▶ Task objective:
Please reproduce every record, keeping each one exactly as written.
■ ■ ■ ■ ■ ■ ■
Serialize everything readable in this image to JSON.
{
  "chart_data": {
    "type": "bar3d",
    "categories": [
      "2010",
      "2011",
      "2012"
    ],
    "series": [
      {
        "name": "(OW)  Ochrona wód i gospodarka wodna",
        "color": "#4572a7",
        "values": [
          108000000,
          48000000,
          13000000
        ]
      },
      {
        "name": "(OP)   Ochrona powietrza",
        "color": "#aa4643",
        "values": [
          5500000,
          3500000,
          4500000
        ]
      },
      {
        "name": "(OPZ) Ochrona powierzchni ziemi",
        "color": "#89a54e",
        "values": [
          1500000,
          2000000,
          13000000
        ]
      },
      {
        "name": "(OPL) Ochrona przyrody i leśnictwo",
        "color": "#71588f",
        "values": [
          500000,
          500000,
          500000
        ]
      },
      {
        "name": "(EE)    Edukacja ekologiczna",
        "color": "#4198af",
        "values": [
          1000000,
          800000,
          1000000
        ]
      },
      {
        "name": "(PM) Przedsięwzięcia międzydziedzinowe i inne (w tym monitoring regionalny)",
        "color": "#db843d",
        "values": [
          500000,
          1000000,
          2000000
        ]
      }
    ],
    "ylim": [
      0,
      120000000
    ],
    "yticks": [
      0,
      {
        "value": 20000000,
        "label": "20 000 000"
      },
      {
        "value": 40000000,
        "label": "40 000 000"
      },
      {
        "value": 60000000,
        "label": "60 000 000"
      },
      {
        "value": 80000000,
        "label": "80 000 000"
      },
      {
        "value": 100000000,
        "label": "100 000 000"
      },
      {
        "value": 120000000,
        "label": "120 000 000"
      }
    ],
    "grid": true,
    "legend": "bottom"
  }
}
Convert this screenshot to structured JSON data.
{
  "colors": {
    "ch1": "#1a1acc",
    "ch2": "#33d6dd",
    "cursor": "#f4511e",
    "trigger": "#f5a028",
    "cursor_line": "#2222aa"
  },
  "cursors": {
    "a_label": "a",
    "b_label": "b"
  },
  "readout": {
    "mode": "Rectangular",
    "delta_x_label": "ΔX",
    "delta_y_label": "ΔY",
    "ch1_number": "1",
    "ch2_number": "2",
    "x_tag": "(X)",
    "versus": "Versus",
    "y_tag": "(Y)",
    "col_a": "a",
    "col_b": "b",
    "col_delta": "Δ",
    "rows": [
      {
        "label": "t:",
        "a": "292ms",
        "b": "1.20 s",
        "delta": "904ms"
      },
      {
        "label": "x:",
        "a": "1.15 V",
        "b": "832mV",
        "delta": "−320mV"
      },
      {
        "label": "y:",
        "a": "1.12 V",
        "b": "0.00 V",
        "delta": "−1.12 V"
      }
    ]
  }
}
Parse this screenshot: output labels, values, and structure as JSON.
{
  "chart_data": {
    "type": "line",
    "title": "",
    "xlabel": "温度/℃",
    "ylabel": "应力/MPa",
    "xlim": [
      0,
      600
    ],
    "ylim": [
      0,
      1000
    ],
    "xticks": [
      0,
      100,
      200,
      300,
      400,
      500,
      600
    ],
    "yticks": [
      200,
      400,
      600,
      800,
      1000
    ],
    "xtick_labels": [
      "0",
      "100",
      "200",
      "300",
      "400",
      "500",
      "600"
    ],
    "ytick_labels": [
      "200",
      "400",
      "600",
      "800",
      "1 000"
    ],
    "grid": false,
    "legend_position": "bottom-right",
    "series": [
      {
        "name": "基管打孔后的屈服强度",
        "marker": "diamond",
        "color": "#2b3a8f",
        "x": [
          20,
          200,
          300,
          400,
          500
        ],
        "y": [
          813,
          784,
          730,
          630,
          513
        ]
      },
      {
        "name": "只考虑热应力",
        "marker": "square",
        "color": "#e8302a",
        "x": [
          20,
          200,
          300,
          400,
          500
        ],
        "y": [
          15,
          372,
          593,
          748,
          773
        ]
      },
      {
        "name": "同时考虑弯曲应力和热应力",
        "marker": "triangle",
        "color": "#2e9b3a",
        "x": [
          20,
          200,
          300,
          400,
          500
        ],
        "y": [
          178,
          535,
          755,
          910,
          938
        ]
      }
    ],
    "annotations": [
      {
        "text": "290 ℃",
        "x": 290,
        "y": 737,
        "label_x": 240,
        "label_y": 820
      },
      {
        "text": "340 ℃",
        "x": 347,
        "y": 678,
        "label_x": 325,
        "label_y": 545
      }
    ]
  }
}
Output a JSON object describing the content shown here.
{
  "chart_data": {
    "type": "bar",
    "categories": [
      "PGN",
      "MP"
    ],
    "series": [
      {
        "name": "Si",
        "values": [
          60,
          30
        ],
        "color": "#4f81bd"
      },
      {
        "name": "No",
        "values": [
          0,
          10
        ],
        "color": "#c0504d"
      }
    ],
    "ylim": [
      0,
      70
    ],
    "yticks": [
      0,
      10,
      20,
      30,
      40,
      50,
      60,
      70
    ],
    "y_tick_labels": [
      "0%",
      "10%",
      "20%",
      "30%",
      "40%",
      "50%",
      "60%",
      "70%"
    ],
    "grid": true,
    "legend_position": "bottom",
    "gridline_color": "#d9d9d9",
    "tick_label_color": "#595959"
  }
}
■ ■ ■ ■ ■ ■ ■
▶ Exercise answer:
Serialize everything readable in this image to JSON.
{
  "chart_data": {
    "type": "bar3d",
    "categories": [
      "2010",
      "2011",
      "2012"
    ],
    "series": [
      {
        "name": "(OW)  Ochrona wód i gospodarka wodna",
        "color": "#4572a7",
        "values": [
          108000000,
          48000000,
          13000000
        ]
      },
      {
        "name": "(OP)   Ochrona powietrza",
        "color": "#aa4643",
        "values": [
          5500000,
          3500000,
          4500000
        ]
      },
      {
        "name": "(OPZ) Ochrona powierzchni ziemi",
        "color": "#89a54e",
        "values": [
          1500000,
          2000000,
          13000000
        ]
      },
      {
        "name": "(OPL) Ochrona przyrody i leśnictwo",
        "color": "#71588f",
        "values": [
          500000,
          500000,
          500000
        ]
      },
      {
        "name": "(EE)    Edukacja ekologiczna",
        "color": "#4198af",
        "values": [
          1000000,
          800000,
          1000000
        ]
      },
      {
        "name": "(PM) Przedsięwzięcia międzydziedzinowe i inne (w tym monitoring regionalny)",
        "color": "#db843d",
        "values": [
          500000,
          1000000,
          2000000
        ]
      }
    ],
    "ylim": [
      0,
      120000000
    ],
    "yticks": [
      0,
      {
        "value": 20000000,
        "label": "20 000 000"
      },
      {
        "value": 40000000,
        "label": "40 000 000"
      },
      {
        "value": 60000000,
        "label": "60 000 000"
      },
      {
        "value": 80000000,
        "label": "80 000 000"
      },
      {
        "value": 100000000,
        "label": "100 000 000"
      },
      {
        "value": 120000000,
        "label": "120 000 000"
      }
    ],
    "grid": true,
    "legend": "bottom"
  }
}
Convert this screenshot to structured JSON data.
{
  "colors": {
    "ch1": "#1a1acc",
    "ch2": "#33d6dd",
    "cursor": "#f4511e",
    "trigger": "#f5a028",
    "cursor_line": "#2222aa"
  },
  "cursors": {
    "a_label": "a",
    "b_label": "b"
  },
  "readout": {
    "mode": "Rectangular",
    "delta_x_label": "ΔX",
    "delta_y_label": "ΔY",
    "ch1_number": "1",
    "ch2_number": "2",
    "x_tag": "(X)",
    "versus": "Versus",
    "y_tag": "(Y)",
    "col_a": "a",
    "col_b": "b",
    "col_delta": "Δ",
    "rows": [
      {
        "label": "t:",
        "a": "292ms",
        "b": "1.20 s",
        "delta": "904ms"
      },
      {
        "label": "x:",
        "a": "1.15 V",
        "b": "832mV",
        "delta": "−320mV"
      },
      {
        "label": "y:",
        "a": "1.12 V",
        "b": "0.00 V",
        "delta": "−1.12 V"
      }
    ]
  }
}
Parse this screenshot: output labels, values, and structure as JSON.
{
  "chart_data": {
    "type": "line",
    "title": "",
    "xlabel": "温度/℃",
    "ylabel": "应力/MPa",
    "xlim": [
      0,
      600
    ],
    "ylim": [
      0,
      1000
    ],
    "xticks": [
      0,
      100,
      200,
      300,
      400,
      500,
      600
    ],
    "yticks": [
      200,
      400,
      600,
      800,
      1000
    ],
    "xtick_labels": [
      "0",
      "100",
      "200",
      "300",
      "400",
      "500",
      "600"
    ],
    "ytick_labels": [
      "200",
      "400",
      "600",
      "800",
      "1 000"
    ],
    "grid": false,
    "legend_position": "bottom-right",
    "series": [
      {
        "name": "基管打孔后的屈服强度",
        "marker": "diamond",
        "color": "#2b3a8f",
        "x": [
          20,
          200,
          300,
          400,
          500
        ],
        "y": [
          813,
          784,
          730,
          630,
          513
        ]
      },
      {
        "name": "只考虑热应力",
        "marker": "square",
        "color": "#e8302a",
        "x": [
          20,
          200,
          300,
          400,
          500
        ],
        "y": [
          15,
          372,
          593,
          748,
          773
        ]
      },
      {
        "name": "同时考虑弯曲应力和热应力",
        "marker": "triangle",
        "color": "#2e9b3a",
        "x": [
          20,
          200,
          300,
          400,
          500
        ],
        "y": [
          178,
          535,
          755,
          910,
          938
        ]
      }
    ],
    "annotations": [
      {
        "text": "290 ℃",
        "x": 290,
        "y": 737,
        "label_x": 240,
        "label_y": 820
      },
      {
        "text": "340 ℃",
        "x": 347,
        "y": 678,
        "label_x": 325,
        "label_y": 545
      }
    ]
  }
}
Output a JSON object describing the content shown here.
{
  "chart_data": {
    "type": "bar",
    "categories": [
      "PGN",
      "MP"
    ],
    "series": [
      {
        "name": "Si",
        "values": [
          60,
          30
        ],
        "color": "#4f81bd"
      },
      {
        "name": "No",
        "values": [
          0,
          10
        ],
        "color": "#c0504d"
      }
    ],
    "ylim": [
      0,
      70
    ],
    "yticks": [
      0,
      10,
      20,
      30,
      40,
      50,
      60,
      70
    ],
    "y_tick_labels": [
      "0%",
      "10%",
      "20%",
      "30%",
      "40%",
      "50%",
      "60%",
      "70%"
    ],
    "grid": true,
    "legend_position": "bottom",
    "gridline_color": "#d9d9d9",
    "tick_label_color": "#595959"
  }
}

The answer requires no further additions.